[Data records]
** Begin **

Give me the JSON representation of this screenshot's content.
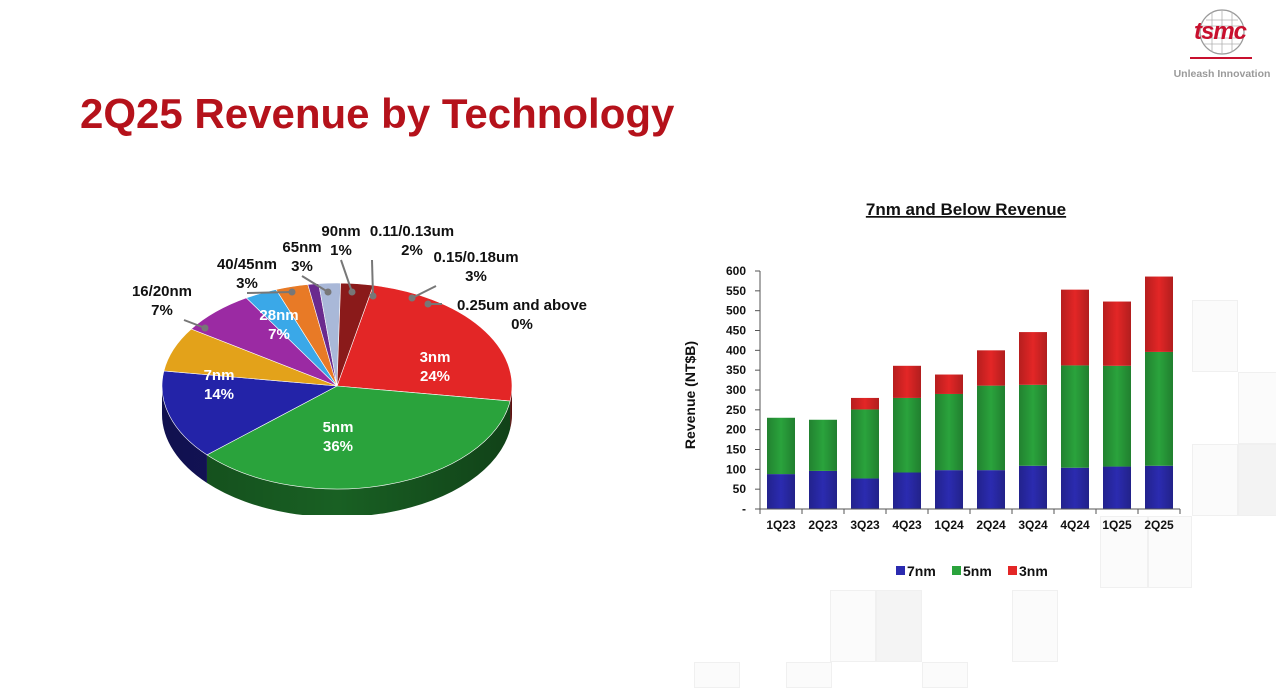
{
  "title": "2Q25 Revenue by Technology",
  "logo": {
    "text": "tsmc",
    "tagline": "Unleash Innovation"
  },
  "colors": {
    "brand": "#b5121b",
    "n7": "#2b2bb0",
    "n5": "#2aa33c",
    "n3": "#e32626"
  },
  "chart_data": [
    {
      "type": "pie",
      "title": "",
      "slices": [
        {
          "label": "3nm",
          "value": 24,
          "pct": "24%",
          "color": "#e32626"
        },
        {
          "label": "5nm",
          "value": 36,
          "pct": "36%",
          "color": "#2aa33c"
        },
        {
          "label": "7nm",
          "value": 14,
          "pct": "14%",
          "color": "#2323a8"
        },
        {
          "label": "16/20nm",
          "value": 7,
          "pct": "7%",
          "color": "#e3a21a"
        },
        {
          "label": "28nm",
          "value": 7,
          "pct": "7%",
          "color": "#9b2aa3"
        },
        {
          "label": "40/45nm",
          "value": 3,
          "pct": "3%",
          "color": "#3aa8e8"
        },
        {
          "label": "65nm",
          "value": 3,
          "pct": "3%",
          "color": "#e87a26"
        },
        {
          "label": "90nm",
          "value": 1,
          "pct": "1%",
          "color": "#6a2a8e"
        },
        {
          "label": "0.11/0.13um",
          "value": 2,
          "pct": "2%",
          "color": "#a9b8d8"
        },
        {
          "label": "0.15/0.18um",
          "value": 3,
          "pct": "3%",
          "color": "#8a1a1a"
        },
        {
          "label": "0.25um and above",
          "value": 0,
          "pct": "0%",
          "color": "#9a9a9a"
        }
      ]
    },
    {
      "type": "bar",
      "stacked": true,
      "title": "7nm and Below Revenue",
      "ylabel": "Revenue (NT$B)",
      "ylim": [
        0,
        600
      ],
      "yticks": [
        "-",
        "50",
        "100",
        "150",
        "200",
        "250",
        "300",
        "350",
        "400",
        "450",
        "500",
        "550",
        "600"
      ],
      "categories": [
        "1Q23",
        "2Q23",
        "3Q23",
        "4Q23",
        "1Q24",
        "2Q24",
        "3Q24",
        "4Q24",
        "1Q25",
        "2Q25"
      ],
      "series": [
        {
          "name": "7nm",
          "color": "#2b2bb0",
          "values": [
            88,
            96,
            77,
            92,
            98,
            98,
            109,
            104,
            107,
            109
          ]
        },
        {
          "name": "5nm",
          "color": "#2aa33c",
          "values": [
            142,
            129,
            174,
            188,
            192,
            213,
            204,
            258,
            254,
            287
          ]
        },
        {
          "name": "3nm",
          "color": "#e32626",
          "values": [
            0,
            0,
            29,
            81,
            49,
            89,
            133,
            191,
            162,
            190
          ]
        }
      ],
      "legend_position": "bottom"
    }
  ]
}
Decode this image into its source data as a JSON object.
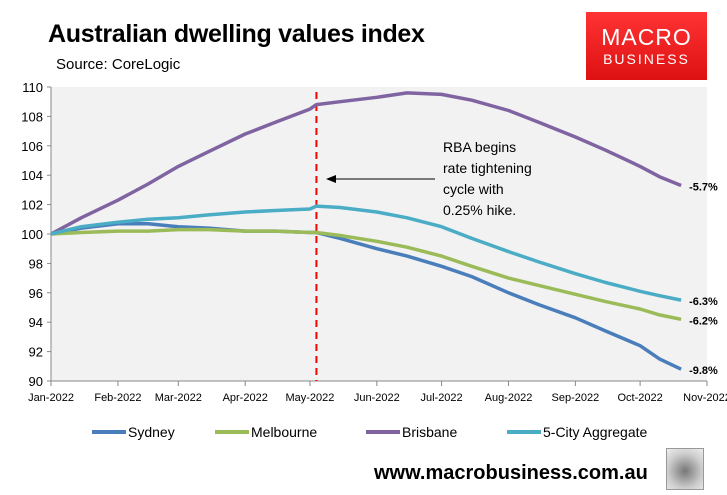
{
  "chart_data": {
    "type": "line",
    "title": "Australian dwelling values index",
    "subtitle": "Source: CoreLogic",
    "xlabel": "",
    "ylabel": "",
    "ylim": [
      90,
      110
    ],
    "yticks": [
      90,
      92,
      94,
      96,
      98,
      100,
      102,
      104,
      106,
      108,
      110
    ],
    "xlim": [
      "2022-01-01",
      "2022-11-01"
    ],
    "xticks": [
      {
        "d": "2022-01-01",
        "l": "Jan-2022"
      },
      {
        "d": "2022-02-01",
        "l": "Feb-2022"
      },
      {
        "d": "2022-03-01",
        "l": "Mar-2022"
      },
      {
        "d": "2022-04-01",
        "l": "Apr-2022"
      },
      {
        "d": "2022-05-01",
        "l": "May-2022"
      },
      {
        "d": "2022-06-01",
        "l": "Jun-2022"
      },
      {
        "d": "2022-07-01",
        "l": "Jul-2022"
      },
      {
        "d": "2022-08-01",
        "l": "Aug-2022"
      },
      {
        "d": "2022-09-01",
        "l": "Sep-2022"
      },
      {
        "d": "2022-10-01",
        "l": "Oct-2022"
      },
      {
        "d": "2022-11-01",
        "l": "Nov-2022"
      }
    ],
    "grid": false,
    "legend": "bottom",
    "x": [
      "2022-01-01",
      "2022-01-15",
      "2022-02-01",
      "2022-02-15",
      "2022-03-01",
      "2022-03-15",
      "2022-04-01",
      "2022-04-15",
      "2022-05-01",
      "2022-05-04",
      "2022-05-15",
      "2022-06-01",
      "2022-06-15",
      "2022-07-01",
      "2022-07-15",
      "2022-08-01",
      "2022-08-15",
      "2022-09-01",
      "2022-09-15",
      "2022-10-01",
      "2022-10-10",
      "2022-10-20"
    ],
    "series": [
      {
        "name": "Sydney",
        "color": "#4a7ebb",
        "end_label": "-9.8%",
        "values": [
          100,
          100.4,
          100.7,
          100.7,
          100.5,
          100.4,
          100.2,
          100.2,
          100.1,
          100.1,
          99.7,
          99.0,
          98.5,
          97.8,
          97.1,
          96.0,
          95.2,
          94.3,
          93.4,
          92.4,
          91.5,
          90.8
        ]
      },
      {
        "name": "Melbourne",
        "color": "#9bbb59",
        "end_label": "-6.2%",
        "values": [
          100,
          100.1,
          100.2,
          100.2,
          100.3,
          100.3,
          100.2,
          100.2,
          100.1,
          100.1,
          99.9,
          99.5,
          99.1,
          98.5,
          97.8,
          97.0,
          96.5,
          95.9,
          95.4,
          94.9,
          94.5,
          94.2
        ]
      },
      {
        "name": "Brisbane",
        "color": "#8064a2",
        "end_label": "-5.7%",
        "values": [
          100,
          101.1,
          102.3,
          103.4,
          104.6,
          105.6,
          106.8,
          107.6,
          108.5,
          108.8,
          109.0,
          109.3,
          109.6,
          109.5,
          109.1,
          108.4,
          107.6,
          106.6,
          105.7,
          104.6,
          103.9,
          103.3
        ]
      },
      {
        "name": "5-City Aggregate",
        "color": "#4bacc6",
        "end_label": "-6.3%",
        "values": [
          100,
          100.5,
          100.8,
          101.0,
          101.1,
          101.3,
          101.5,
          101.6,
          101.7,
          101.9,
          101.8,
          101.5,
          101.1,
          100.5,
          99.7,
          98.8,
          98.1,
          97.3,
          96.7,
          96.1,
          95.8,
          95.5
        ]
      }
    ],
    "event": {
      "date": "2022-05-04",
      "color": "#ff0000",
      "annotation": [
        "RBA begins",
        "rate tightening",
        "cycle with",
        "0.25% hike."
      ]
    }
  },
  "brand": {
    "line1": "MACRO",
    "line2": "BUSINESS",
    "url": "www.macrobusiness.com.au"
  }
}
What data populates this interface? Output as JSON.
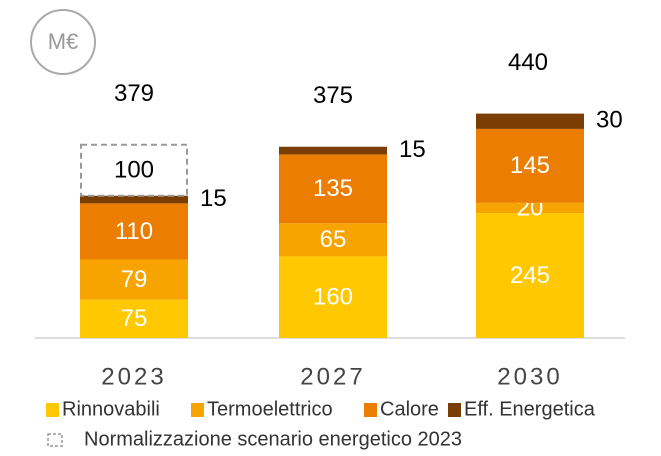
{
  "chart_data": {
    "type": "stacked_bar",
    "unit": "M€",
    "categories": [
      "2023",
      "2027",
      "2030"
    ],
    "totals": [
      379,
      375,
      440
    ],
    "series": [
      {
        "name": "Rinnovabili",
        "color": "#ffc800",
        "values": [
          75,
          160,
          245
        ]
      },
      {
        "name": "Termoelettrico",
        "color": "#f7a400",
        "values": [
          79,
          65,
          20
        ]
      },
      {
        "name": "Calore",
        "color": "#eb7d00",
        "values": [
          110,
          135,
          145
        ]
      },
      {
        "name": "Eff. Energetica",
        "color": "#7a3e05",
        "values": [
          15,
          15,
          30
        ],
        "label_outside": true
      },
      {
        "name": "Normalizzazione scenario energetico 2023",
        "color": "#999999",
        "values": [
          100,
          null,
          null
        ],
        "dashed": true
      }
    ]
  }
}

** End **

Quote every record above exactly, leaving out any pictures.

Give me the JSON representation of this screenshot's content.
{
  "title": "2Q25 Revenue by Technology",
  "logo": {
    "text": "tsmc",
    "tagline": "Unleash Innovation"
  },
  "colors": {
    "brand": "#b5121b",
    "n7": "#2b2bb0",
    "n5": "#2aa33c",
    "n3": "#e32626"
  },
  "chart_data": [
    {
      "type": "pie",
      "title": "",
      "slices": [
        {
          "label": "3nm",
          "value": 24,
          "pct": "24%",
          "color": "#e32626"
        },
        {
          "label": "5nm",
          "value": 36,
          "pct": "36%",
          "color": "#2aa33c"
        },
        {
          "label": "7nm",
          "value": 14,
          "pct": "14%",
          "color": "#2323a8"
        },
        {
          "label": "16/20nm",
          "value": 7,
          "pct": "7%",
          "color": "#e3a21a"
        },
        {
          "label": "28nm",
          "value": 7,
          "pct": "7%",
          "color": "#9b2aa3"
        },
        {
          "label": "40/45nm",
          "value": 3,
          "pct": "3%",
          "color": "#3aa8e8"
        },
        {
          "label": "65nm",
          "value": 3,
          "pct": "3%",
          "color": "#e87a26"
        },
        {
          "label": "90nm",
          "value": 1,
          "pct": "1%",
          "color": "#6a2a8e"
        },
        {
          "label": "0.11/0.13um",
          "value": 2,
          "pct": "2%",
          "color": "#a9b8d8"
        },
        {
          "label": "0.15/0.18um",
          "value": 3,
          "pct": "3%",
          "color": "#8a1a1a"
        },
        {
          "label": "0.25um and above",
          "value": 0,
          "pct": "0%",
          "color": "#9a9a9a"
        }
      ]
    },
    {
      "type": "bar",
      "stacked": true,
      "title": "7nm and Below Revenue",
      "ylabel": "Revenue (NT$B)",
      "ylim": [
        0,
        600
      ],
      "yticks": [
        "-",
        "50",
        "100",
        "150",
        "200",
        "250",
        "300",
        "350",
        "400",
        "450",
        "500",
        "550",
        "600"
      ],
      "categories": [
        "1Q23",
        "2Q23",
        "3Q23",
        "4Q23",
        "1Q24",
        "2Q24",
        "3Q24",
        "4Q24",
        "1Q25",
        "2Q25"
      ],
      "series": [
        {
          "name": "7nm",
          "color": "#2b2bb0",
          "values": [
            88,
            96,
            77,
            92,
            98,
            98,
            109,
            104,
            107,
            109
          ]
        },
        {
          "name": "5nm",
          "color": "#2aa33c",
          "values": [
            142,
            129,
            174,
            188,
            192,
            213,
            204,
            258,
            254,
            287
          ]
        },
        {
          "name": "3nm",
          "color": "#e32626",
          "values": [
            0,
            0,
            29,
            81,
            49,
            89,
            133,
            191,
            162,
            190
          ]
        }
      ],
      "legend_position": "bottom"
    }
  ]
}
Decode this image into its source data as a JSON object.
{
  "chart_data": {
    "type": "line",
    "title": "Australian dwelling values index",
    "subtitle": "Source: CoreLogic",
    "xlabel": "",
    "ylabel": "",
    "ylim": [
      90,
      110
    ],
    "yticks": [
      90,
      92,
      94,
      96,
      98,
      100,
      102,
      104,
      106,
      108,
      110
    ],
    "xlim": [
      "2022-01-01",
      "2022-11-01"
    ],
    "xticks": [
      {
        "d": "2022-01-01",
        "l": "Jan-2022"
      },
      {
        "d": "2022-02-01",
        "l": "Feb-2022"
      },
      {
        "d": "2022-03-01",
        "l": "Mar-2022"
      },
      {
        "d": "2022-04-01",
        "l": "Apr-2022"
      },
      {
        "d": "2022-05-01",
        "l": "May-2022"
      },
      {
        "d": "2022-06-01",
        "l": "Jun-2022"
      },
      {
        "d": "2022-07-01",
        "l": "Jul-2022"
      },
      {
        "d": "2022-08-01",
        "l": "Aug-2022"
      },
      {
        "d": "2022-09-01",
        "l": "Sep-2022"
      },
      {
        "d": "2022-10-01",
        "l": "Oct-2022"
      },
      {
        "d": "2022-11-01",
        "l": "Nov-2022"
      }
    ],
    "grid": false,
    "legend": "bottom",
    "x": [
      "2022-01-01",
      "2022-01-15",
      "2022-02-01",
      "2022-02-15",
      "2022-03-01",
      "2022-03-15",
      "2022-04-01",
      "2022-04-15",
      "2022-05-01",
      "2022-05-04",
      "2022-05-15",
      "2022-06-01",
      "2022-06-15",
      "2022-07-01",
      "2022-07-15",
      "2022-08-01",
      "2022-08-15",
      "2022-09-01",
      "2022-09-15",
      "2022-10-01",
      "2022-10-10",
      "2022-10-20"
    ],
    "series": [
      {
        "name": "Sydney",
        "color": "#4a7ebb",
        "end_label": "-9.8%",
        "values": [
          100,
          100.4,
          100.7,
          100.7,
          100.5,
          100.4,
          100.2,
          100.2,
          100.1,
          100.1,
          99.7,
          99.0,
          98.5,
          97.8,
          97.1,
          96.0,
          95.2,
          94.3,
          93.4,
          92.4,
          91.5,
          90.8
        ]
      },
      {
        "name": "Melbourne",
        "color": "#9bbb59",
        "end_label": "-6.2%",
        "values": [
          100,
          100.1,
          100.2,
          100.2,
          100.3,
          100.3,
          100.2,
          100.2,
          100.1,
          100.1,
          99.9,
          99.5,
          99.1,
          98.5,
          97.8,
          97.0,
          96.5,
          95.9,
          95.4,
          94.9,
          94.5,
          94.2
        ]
      },
      {
        "name": "Brisbane",
        "color": "#8064a2",
        "end_label": "-5.7%",
        "values": [
          100,
          101.1,
          102.3,
          103.4,
          104.6,
          105.6,
          106.8,
          107.6,
          108.5,
          108.8,
          109.0,
          109.3,
          109.6,
          109.5,
          109.1,
          108.4,
          107.6,
          106.6,
          105.7,
          104.6,
          103.9,
          103.3
        ]
      },
      {
        "name": "5-City Aggregate",
        "color": "#4bacc6",
        "end_label": "-6.3%",
        "values": [
          100,
          100.5,
          100.8,
          101.0,
          101.1,
          101.3,
          101.5,
          101.6,
          101.7,
          101.9,
          101.8,
          101.5,
          101.1,
          100.5,
          99.7,
          98.8,
          98.1,
          97.3,
          96.7,
          96.1,
          95.8,
          95.5
        ]
      }
    ],
    "event": {
      "date": "2022-05-04",
      "color": "#ff0000",
      "annotation": [
        "RBA begins",
        "rate tightening",
        "cycle with",
        "0.25% hike."
      ]
    }
  },
  "brand": {
    "line1": "MACRO",
    "line2": "BUSINESS",
    "url": "www.macrobusiness.com.au"
  }
}
What data populates this interface? Output as JSON.
{
  "chart_data": {
    "type": "stacked_bar",
    "unit": "M€",
    "categories": [
      "2023",
      "2027",
      "2030"
    ],
    "totals": [
      379,
      375,
      440
    ],
    "series": [
      {
        "name": "Rinnovabili",
        "color": "#ffc800",
        "values": [
          75,
          160,
          245
        ]
      },
      {
        "name": "Termoelettrico",
        "color": "#f7a400",
        "values": [
          79,
          65,
          20
        ]
      },
      {
        "name": "Calore",
        "color": "#eb7d00",
        "values": [
          110,
          135,
          145
        ]
      },
      {
        "name": "Eff. Energetica",
        "color": "#7a3e05",
        "values": [
          15,
          15,
          30
        ],
        "label_outside": true
      },
      {
        "name": "Normalizzazione scenario energetico 2023",
        "color": "#999999",
        "values": [
          100,
          null,
          null
        ],
        "dashed": true
      }
    ]
  }
}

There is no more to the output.